Each line below that contains "type" counts once; report the total and nothing more.

..........

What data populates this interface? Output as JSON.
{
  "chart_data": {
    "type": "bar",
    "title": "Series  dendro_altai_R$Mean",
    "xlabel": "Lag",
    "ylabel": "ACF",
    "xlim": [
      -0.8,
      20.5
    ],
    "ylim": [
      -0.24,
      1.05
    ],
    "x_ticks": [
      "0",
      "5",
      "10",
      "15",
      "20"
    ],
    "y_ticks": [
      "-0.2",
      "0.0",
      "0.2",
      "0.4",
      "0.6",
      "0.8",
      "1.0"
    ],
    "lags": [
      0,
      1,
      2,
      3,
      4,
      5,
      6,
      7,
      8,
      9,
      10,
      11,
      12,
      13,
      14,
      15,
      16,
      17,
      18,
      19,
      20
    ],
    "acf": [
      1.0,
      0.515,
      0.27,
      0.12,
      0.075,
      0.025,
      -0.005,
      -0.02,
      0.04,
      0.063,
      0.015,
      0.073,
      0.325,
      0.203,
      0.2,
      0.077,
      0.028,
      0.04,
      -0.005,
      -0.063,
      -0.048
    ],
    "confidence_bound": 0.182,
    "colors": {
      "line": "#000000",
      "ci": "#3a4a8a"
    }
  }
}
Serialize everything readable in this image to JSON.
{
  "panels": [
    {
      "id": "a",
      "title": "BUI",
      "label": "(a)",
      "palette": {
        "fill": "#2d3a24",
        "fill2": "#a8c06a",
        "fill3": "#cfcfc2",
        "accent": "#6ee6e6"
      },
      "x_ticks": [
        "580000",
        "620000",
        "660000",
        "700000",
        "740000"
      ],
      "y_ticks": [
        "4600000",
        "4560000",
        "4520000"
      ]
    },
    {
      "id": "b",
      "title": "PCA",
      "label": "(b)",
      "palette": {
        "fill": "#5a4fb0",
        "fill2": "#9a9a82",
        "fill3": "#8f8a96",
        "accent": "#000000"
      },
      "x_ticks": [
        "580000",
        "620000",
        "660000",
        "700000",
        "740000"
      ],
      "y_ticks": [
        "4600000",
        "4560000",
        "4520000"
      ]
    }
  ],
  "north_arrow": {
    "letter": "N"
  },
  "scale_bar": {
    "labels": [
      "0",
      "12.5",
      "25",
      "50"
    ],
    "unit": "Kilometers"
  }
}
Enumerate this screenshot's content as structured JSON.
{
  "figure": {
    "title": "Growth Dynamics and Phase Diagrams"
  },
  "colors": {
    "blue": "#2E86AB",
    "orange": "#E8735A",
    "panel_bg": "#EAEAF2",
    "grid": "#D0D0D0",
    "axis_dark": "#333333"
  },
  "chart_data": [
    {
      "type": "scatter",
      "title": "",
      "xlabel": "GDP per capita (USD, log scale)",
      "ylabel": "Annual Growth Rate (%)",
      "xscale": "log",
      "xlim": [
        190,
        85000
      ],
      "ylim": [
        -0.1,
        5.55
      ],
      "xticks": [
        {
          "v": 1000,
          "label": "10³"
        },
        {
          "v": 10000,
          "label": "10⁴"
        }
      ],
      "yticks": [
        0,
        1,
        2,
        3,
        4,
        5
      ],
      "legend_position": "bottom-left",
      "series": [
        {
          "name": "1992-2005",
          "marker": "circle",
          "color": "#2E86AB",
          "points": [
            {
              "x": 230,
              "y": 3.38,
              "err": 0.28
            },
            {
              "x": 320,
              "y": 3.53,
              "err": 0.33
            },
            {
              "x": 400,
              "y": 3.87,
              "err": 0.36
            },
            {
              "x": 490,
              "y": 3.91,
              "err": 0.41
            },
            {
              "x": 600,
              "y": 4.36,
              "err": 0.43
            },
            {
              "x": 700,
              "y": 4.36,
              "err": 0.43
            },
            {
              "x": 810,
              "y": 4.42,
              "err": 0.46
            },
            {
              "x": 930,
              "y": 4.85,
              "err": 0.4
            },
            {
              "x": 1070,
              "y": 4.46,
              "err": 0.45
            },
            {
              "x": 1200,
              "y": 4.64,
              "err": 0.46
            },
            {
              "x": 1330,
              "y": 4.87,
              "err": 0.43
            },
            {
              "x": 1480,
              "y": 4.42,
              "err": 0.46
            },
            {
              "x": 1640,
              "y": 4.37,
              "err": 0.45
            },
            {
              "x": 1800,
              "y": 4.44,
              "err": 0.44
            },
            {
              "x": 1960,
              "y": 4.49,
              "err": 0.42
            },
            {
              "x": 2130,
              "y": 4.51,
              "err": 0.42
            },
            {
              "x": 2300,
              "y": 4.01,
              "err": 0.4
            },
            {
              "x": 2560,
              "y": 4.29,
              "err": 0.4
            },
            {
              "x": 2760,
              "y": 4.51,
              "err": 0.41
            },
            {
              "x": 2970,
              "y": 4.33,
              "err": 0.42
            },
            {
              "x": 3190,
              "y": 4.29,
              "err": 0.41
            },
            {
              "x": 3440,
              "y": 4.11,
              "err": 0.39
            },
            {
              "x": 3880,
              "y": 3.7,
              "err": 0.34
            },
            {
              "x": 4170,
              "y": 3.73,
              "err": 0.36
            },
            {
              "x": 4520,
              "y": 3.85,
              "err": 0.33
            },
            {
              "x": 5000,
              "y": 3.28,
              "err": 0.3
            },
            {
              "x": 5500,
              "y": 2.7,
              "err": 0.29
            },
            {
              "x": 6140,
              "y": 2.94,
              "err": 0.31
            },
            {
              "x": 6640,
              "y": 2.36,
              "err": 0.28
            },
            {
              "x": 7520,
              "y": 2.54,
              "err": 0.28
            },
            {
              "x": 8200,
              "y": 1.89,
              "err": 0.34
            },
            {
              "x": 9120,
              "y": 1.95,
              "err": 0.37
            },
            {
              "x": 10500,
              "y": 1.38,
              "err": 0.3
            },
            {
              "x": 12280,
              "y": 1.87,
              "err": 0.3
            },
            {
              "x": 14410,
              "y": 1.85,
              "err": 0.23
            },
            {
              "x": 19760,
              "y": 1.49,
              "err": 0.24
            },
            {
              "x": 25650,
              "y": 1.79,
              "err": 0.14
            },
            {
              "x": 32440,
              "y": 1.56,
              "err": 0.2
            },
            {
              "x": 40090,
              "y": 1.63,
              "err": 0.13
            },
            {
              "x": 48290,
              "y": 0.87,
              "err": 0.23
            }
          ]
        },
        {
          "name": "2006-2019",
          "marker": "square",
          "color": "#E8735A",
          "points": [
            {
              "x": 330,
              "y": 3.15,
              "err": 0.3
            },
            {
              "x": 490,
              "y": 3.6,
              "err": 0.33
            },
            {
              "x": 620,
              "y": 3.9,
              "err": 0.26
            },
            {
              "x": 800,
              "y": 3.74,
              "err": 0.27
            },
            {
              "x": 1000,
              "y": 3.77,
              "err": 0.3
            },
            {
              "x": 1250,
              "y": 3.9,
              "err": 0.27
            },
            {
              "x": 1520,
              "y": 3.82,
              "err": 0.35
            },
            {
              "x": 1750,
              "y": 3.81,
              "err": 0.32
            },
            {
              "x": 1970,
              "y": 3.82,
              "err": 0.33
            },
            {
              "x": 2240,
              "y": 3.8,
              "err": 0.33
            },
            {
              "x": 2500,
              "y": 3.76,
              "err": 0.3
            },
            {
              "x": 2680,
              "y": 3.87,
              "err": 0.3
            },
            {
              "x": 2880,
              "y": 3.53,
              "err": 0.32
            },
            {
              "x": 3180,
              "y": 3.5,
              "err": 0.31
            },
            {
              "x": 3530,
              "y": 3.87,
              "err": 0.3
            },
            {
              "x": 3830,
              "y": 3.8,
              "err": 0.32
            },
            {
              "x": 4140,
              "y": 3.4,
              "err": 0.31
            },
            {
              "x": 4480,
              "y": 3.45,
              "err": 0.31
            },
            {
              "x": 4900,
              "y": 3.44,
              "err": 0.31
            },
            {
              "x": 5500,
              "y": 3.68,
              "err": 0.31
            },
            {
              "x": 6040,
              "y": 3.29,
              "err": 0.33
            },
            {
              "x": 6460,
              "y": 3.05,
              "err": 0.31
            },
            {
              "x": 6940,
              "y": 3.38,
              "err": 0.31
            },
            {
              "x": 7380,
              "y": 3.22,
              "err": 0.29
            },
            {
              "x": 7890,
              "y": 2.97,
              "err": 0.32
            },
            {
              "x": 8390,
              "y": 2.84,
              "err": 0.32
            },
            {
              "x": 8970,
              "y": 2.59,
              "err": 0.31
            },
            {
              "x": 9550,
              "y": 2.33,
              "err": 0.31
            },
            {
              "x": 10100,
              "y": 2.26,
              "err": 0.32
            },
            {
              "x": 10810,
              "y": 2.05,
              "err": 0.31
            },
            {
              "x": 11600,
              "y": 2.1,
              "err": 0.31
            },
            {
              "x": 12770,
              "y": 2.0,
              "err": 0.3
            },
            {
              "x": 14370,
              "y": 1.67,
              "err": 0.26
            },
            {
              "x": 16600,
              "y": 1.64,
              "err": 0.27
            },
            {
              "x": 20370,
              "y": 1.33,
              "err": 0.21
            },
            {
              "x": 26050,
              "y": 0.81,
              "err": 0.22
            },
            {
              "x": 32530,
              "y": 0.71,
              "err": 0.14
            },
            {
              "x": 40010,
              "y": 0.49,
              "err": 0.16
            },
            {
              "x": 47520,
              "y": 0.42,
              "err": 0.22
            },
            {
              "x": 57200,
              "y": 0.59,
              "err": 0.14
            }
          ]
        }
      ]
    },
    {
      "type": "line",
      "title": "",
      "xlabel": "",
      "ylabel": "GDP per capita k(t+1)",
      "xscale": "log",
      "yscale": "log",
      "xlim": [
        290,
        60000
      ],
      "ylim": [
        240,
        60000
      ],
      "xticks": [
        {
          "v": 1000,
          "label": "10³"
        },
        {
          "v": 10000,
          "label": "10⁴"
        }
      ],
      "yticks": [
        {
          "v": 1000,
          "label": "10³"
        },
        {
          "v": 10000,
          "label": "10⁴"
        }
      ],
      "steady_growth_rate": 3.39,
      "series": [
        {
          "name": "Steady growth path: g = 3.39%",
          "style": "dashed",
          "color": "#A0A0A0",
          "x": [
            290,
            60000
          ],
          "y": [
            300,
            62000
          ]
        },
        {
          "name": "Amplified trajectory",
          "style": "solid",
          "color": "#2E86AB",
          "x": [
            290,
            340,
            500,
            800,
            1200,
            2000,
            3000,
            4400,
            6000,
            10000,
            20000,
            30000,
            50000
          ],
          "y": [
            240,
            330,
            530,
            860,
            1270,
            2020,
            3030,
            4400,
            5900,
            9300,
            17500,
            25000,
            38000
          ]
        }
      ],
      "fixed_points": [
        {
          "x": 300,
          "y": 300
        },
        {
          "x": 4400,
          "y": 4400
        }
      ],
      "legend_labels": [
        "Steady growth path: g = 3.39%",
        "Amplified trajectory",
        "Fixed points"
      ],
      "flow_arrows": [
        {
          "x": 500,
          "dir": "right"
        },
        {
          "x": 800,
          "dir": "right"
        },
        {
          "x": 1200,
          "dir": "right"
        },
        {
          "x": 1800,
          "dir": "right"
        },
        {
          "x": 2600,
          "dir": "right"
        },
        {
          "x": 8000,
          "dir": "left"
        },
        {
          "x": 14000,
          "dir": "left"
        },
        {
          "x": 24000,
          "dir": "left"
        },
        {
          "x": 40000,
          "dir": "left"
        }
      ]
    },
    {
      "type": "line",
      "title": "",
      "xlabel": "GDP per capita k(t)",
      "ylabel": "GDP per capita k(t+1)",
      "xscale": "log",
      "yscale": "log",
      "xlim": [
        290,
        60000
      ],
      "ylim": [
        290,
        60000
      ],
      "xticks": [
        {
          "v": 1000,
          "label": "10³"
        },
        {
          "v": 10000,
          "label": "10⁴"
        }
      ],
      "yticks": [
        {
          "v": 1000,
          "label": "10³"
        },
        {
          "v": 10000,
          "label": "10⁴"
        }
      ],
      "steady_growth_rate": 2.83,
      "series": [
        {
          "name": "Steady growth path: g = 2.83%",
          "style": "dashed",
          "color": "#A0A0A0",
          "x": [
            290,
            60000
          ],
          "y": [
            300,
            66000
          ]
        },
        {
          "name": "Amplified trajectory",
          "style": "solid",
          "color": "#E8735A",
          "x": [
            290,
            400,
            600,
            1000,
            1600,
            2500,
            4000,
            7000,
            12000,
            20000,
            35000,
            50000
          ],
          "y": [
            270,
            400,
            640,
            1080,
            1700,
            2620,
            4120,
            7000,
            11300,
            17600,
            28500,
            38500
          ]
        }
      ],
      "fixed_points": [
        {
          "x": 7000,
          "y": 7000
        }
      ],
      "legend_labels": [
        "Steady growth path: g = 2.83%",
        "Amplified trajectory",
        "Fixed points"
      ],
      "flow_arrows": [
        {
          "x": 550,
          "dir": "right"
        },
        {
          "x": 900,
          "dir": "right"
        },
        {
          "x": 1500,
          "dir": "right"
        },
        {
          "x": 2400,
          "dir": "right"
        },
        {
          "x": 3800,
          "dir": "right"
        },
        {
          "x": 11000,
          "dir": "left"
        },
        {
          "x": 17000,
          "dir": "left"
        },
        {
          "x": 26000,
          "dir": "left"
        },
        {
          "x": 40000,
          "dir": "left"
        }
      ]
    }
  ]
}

..........

◆ **Written answer**: 4